Task – Search the material below for the string "value" and extract each line that has it.

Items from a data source

★ ★ ★

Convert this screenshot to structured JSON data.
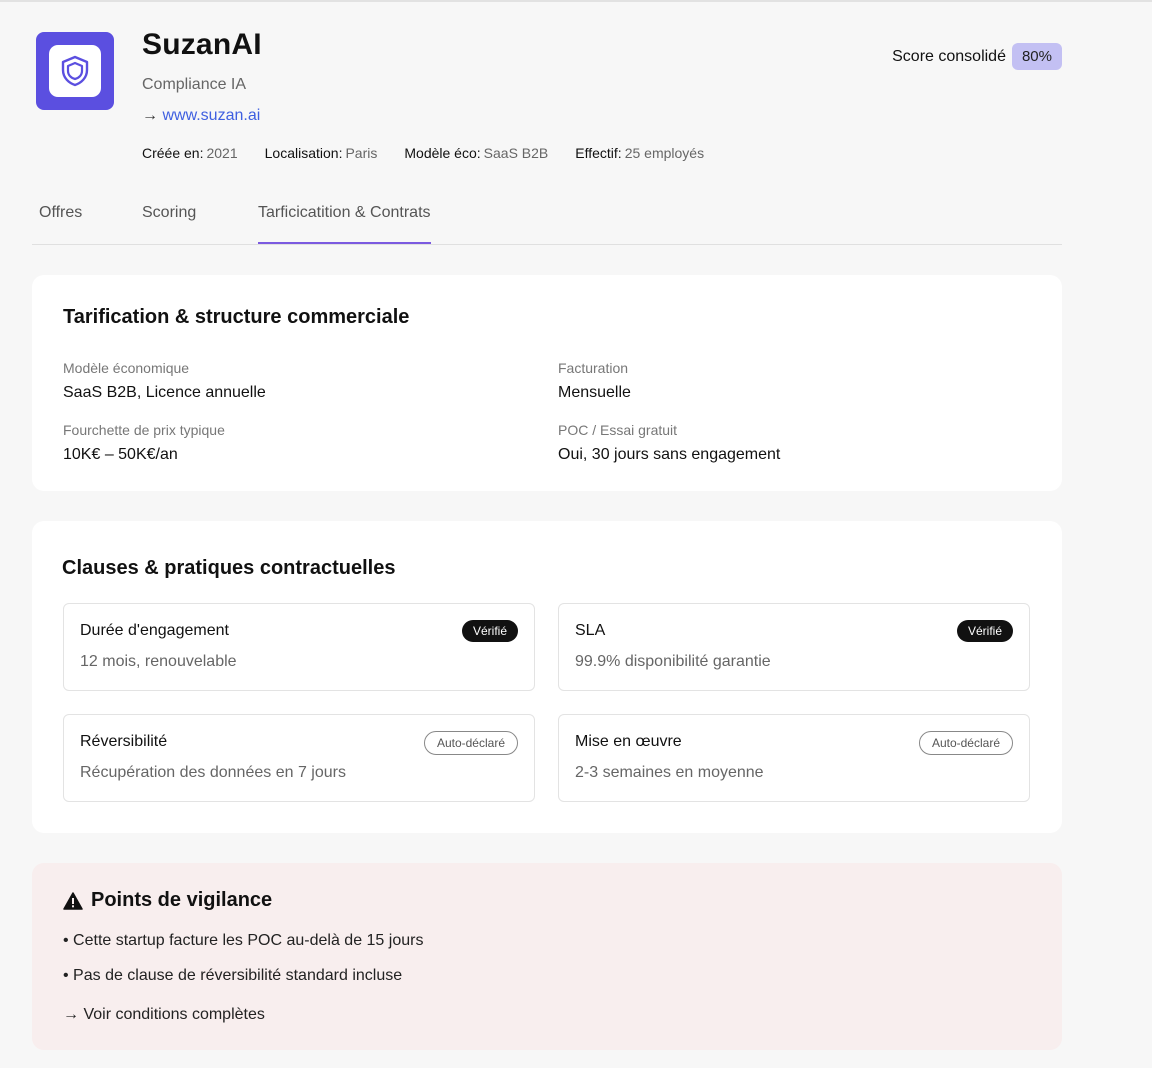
{
  "company": {
    "name": "SuzanAI",
    "tagline": "Compliance IA",
    "website_arrow": "→",
    "website": "www.suzan.ai",
    "meta": [
      {
        "label": "Créée en:",
        "value": "2021"
      },
      {
        "label": "Localisation:",
        "value": "Paris"
      },
      {
        "label": "Modèle éco:",
        "value": "SaaS B2B"
      },
      {
        "label": "Effectif:",
        "value": "25 employés"
      }
    ]
  },
  "score": {
    "label": "Score consolidé",
    "value": "80%"
  },
  "tabs": [
    {
      "label": "Offres"
    },
    {
      "label": "Scoring"
    },
    {
      "label": "Tarficicatition & Contrats",
      "active": true
    }
  ],
  "pricing": {
    "title": "Tarification & structure commerciale",
    "fields": [
      {
        "label": "Modèle économique",
        "value": "SaaS B2B, Licence annuelle"
      },
      {
        "label": "Facturation",
        "value": "Mensuelle"
      },
      {
        "label": "Fourchette de prix typique",
        "value": "10K€ – 50K€/an"
      },
      {
        "label": "POC / Essai gratuit",
        "value": "Oui, 30 jours sans engagement"
      }
    ]
  },
  "clauses": {
    "title": "Clauses & pratiques contractuelles",
    "items": [
      {
        "title": "Durée d'engagement",
        "desc": "12 mois, renouvelable",
        "badge": "Vérifié"
      },
      {
        "title": "SLA",
        "desc": "99.9% disponibilité garantie",
        "badge": "Vérifié"
      },
      {
        "title": "Réversibilité",
        "desc": "Récupération des données en 7 jours",
        "badge": "Auto-déclaré"
      },
      {
        "title": "Mise en œuvre",
        "desc": "2-3 semaines en moyenne",
        "badge": "Auto-déclaré"
      }
    ]
  },
  "vigilance": {
    "title": "Points de vigilance",
    "items": [
      "• Cette startup facture les POC au-delà de 15 jours",
      "• Pas de clause de réversibilité standard incluse"
    ],
    "link": "→ Voir conditions complètes"
  },
  "colors": {
    "brand": "#5b4fe0",
    "tab_active_underline": "#7b5ae0",
    "score_badge": "#c3c0f3",
    "link": "#3f5fe0",
    "alert_bg": "#f8eeee"
  },
  "icons": {
    "logo": "shield-icon",
    "alert": "warning-triangle-icon"
  }
}
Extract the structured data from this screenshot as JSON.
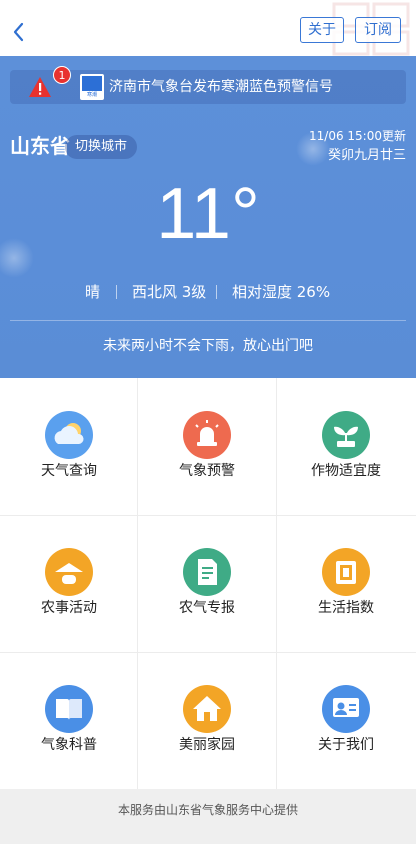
{
  "header": {
    "about_label": "关于",
    "subscribe_label": "订阅"
  },
  "alert": {
    "badge_count": "1",
    "text": "济南市气象台发布寒潮蓝色预警信号",
    "signal_label": "寒潮"
  },
  "location": {
    "province": "山东省",
    "switch_label": "切换城市",
    "update_time": "11/06 15:00更新",
    "lunar_date": "癸卯九月廿三"
  },
  "weather": {
    "temperature": "11°",
    "condition": "晴",
    "wind": "西北风 3级",
    "humidity": "相对湿度 26%",
    "forecast": "未来两小时不会下雨，放心出门吧"
  },
  "menu": [
    {
      "label": "天气查询",
      "icon": "weather-cloud-icon",
      "color": "#5aa0ee"
    },
    {
      "label": "气象预警",
      "icon": "alarm-siren-icon",
      "color": "#ee6a4f"
    },
    {
      "label": "作物适宜度",
      "icon": "sprout-icon",
      "color": "#3fab86"
    },
    {
      "label": "农事活动",
      "icon": "farmer-hat-icon",
      "color": "#f3a526"
    },
    {
      "label": "农气专报",
      "icon": "report-document-icon",
      "color": "#3fab86"
    },
    {
      "label": "生活指数",
      "icon": "index-book-icon",
      "color": "#f3a526"
    },
    {
      "label": "气象科普",
      "icon": "science-book-icon",
      "color": "#4a8fe6"
    },
    {
      "label": "美丽家园",
      "icon": "home-icon",
      "color": "#f3a526"
    },
    {
      "label": "关于我们",
      "icon": "about-card-icon",
      "color": "#4a8fe6"
    }
  ],
  "footer": {
    "text": "本服务由山东省气象服务中心提供"
  }
}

★ ★ ★

Output –
        "value": "2021"
        "value": "Paris"
        "value": "SaaS B2B"
        "value": "25 employés"
    "value": "80%"
        "value": "SaaS B2B, Licence annuelle"
        "value": "Mensuelle"
        "value": "10K€ – 50K€/an"
        "value": "Oui, 30 jours sans engagement"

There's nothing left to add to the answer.